- [Exercise details]: Retype the full set of records. Keep every character identical.

- [Input data]:
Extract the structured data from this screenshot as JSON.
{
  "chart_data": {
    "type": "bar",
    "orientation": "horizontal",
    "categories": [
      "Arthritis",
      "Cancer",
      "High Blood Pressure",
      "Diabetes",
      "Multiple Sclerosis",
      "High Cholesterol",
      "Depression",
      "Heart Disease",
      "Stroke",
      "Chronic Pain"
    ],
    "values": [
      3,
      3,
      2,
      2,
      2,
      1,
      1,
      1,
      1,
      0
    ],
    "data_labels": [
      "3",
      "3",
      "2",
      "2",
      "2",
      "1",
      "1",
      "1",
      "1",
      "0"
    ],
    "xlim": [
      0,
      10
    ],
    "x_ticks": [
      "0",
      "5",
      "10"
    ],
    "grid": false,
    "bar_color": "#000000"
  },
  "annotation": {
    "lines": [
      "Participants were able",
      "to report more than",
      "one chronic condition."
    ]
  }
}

- [Result]:
Extract the structured data from this screenshot as JSON.
{
  "chart_data": {
    "type": "bar",
    "orientation": "horizontal",
    "categories": [
      "Arthritis",
      "Cancer",
      "High Blood Pressure",
      "Diabetes",
      "Multiple Sclerosis",
      "High Cholesterol",
      "Depression",
      "Heart Disease",
      "Stroke",
      "Chronic Pain"
    ],
    "values": [
      3,
      3,
      2,
      2,
      2,
      1,
      1,
      1,
      1,
      0
    ],
    "data_labels": [
      "3",
      "3",
      "2",
      "2",
      "2",
      "1",
      "1",
      "1",
      "1",
      "0"
    ],
    "xlim": [
      0,
      10
    ],
    "x_ticks": [
      "0",
      "5",
      "10"
    ],
    "grid": false,
    "bar_color": "#000000"
  },
  "annotation": {
    "lines": [
      "Participants were able",
      "to report more than",
      "one chronic condition."
    ]
  }
}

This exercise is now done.